**WHAT YOU WILL DO**
Transcribe the lines below verbatim, skipping the images.
## Start
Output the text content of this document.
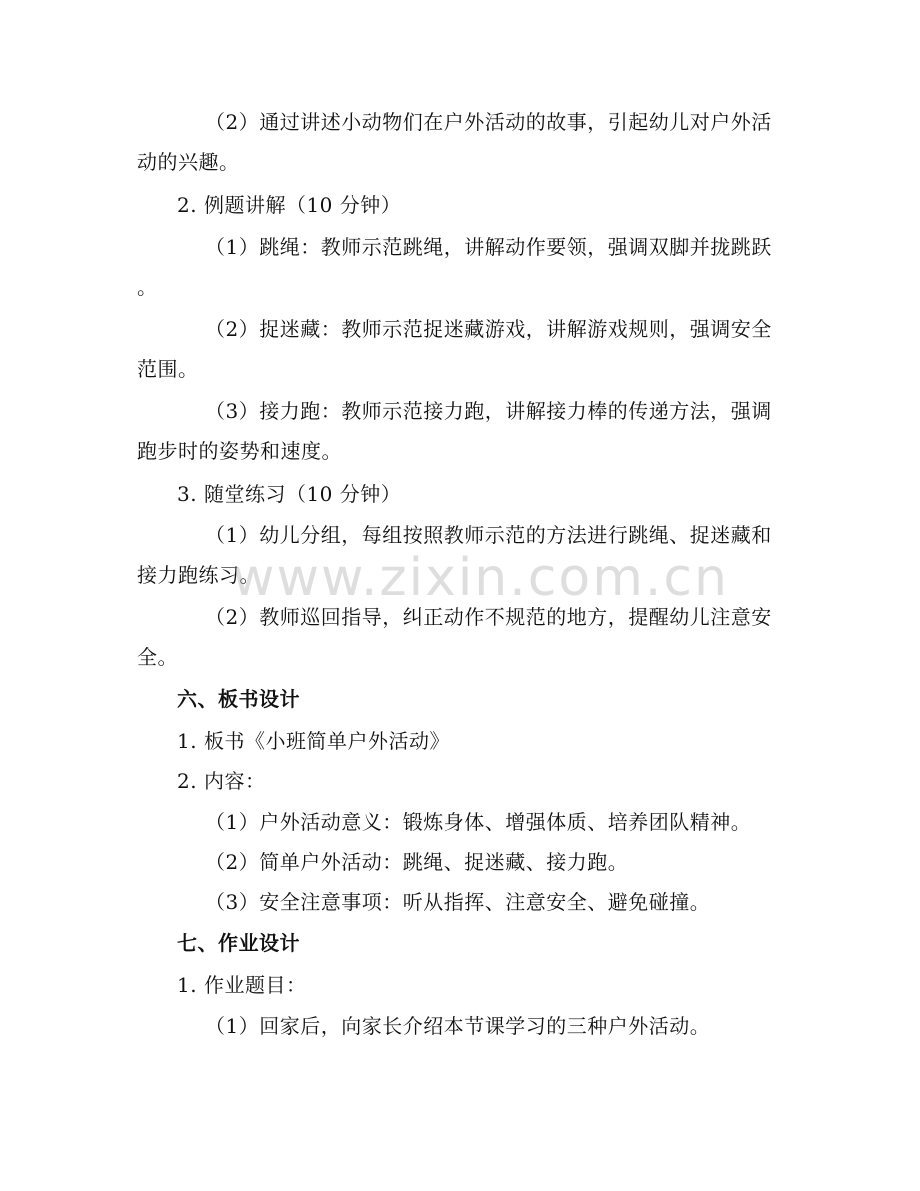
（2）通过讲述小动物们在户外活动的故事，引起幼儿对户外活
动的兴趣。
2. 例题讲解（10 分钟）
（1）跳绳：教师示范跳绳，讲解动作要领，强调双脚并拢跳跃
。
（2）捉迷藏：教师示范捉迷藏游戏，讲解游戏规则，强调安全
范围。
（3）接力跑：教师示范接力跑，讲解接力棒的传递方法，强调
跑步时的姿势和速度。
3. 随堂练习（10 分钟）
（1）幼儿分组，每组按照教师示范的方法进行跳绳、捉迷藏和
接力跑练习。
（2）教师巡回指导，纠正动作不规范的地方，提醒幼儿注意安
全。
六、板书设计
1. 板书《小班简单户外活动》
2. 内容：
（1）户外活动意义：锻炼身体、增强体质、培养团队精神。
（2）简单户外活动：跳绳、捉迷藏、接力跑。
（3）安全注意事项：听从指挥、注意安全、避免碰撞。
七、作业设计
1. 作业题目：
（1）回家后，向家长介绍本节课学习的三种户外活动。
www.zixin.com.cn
## End
**EXERCISE SOLUTION**
Output the text content of this document.
（2）通过讲述小动物们在户外活动的故事，引起幼儿对户外活
动的兴趣。
2. 例题讲解（10 分钟）
（1）跳绳：教师示范跳绳，讲解动作要领，强调双脚并拢跳跃
。
（2）捉迷藏：教师示范捉迷藏游戏，讲解游戏规则，强调安全
范围。
（3）接力跑：教师示范接力跑，讲解接力棒的传递方法，强调
跑步时的姿势和速度。
3. 随堂练习（10 分钟）
（1）幼儿分组，每组按照教师示范的方法进行跳绳、捉迷藏和
接力跑练习。
（2）教师巡回指导，纠正动作不规范的地方，提醒幼儿注意安
全。
六、板书设计
1. 板书《小班简单户外活动》
2. 内容：
（1）户外活动意义：锻炼身体、增强体质、培养团队精神。
（2）简单户外活动：跳绳、捉迷藏、接力跑。
（3）安全注意事项：听从指挥、注意安全、避免碰撞。
七、作业设计
1. 作业题目：
（1）回家后，向家长介绍本节课学习的三种户外活动。
www.zixin.com.cn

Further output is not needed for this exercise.